STATED PROBLEM:
Every line below should be copied exactly; drop the pictures.

PROVIDED MATERIAL:
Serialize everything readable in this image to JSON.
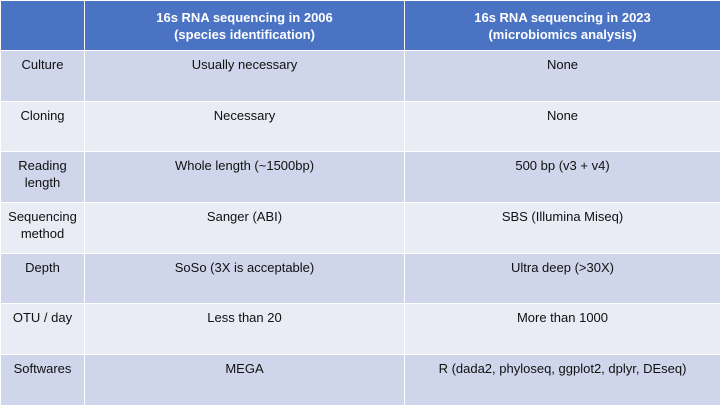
{
  "header": {
    "corner": "",
    "col_2006_line1": "16s RNA sequencing in 2006",
    "col_2006_line2": "(species identification)",
    "col_2023_line1": "16s RNA sequencing in 2023",
    "col_2023_line2": "(microbiomics analysis)"
  },
  "rows": [
    {
      "label_line1": "Culture",
      "label_line2": "",
      "v2006": "Usually necessary",
      "v2023": "None"
    },
    {
      "label_line1": "Cloning",
      "label_line2": "",
      "v2006": "Necessary",
      "v2023": "None"
    },
    {
      "label_line1": "Reading",
      "label_line2": "length",
      "v2006": "Whole length (~1500bp)",
      "v2023": "500 bp (v3 + v4)"
    },
    {
      "label_line1": "Sequencing",
      "label_line2": "method",
      "v2006": "Sanger (ABI)",
      "v2023": "SBS (Illumina Miseq)"
    },
    {
      "label_line1": "Depth",
      "label_line2": "",
      "v2006": "SoSo (3X is acceptable)",
      "v2023": "Ultra deep (>30X)"
    },
    {
      "label_line1": "OTU / day",
      "label_line2": "",
      "v2006": "Less than 20",
      "v2023": "More than 1000"
    },
    {
      "label_line1": "Softwares",
      "label_line2": "",
      "v2006": "MEGA",
      "v2023": "R (dada2, phyloseq, ggplot2, dplyr, DEseq)"
    }
  ],
  "colors": {
    "header_bg": "#4a73c4",
    "row_odd_bg": "#cfd5ea",
    "row_even_bg": "#e9ebf5"
  }
}
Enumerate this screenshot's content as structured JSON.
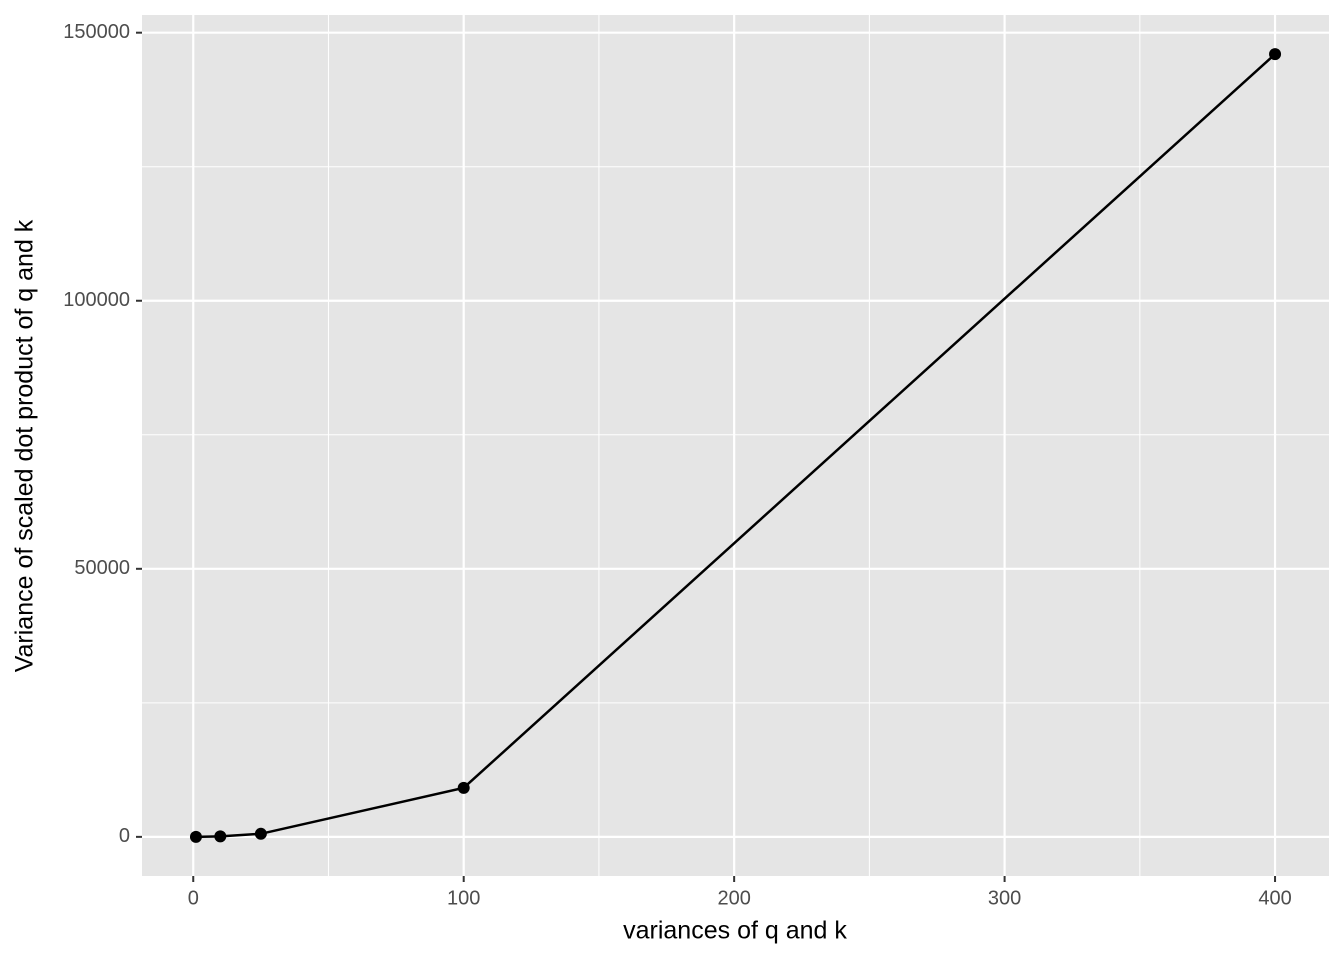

EXERCISE OUTPUT:
Serialize everything readable in this image to JSON.
{
  "header": {
    "corner": "",
    "col_2006_line1": "16s RNA sequencing in 2006",
    "col_2006_line2": "(species identification)",
    "col_2023_line1": "16s RNA sequencing in 2023",
    "col_2023_line2": "(microbiomics analysis)"
  },
  "rows": [
    {
      "label_line1": "Culture",
      "label_line2": "",
      "v2006": "Usually necessary",
      "v2023": "None"
    },
    {
      "label_line1": "Cloning",
      "label_line2": "",
      "v2006": "Necessary",
      "v2023": "None"
    },
    {
      "label_line1": "Reading",
      "label_line2": "length",
      "v2006": "Whole length (~1500bp)",
      "v2023": "500 bp (v3 + v4)"
    },
    {
      "label_line1": "Sequencing",
      "label_line2": "method",
      "v2006": "Sanger (ABI)",
      "v2023": "SBS (Illumina Miseq)"
    },
    {
      "label_line1": "Depth",
      "label_line2": "",
      "v2006": "SoSo (3X is acceptable)",
      "v2023": "Ultra deep (>30X)"
    },
    {
      "label_line1": "OTU / day",
      "label_line2": "",
      "v2006": "Less than 20",
      "v2023": "More than 1000"
    },
    {
      "label_line1": "Softwares",
      "label_line2": "",
      "v2006": "MEGA",
      "v2023": "R (dada2, phyloseq, ggplot2, dplyr, DEseq)"
    }
  ],
  "colors": {
    "header_bg": "#4a73c4",
    "row_odd_bg": "#cfd5ea",
    "row_even_bg": "#e9ebf5"
  }
}
Enumerate this screenshot's content as structured JSON.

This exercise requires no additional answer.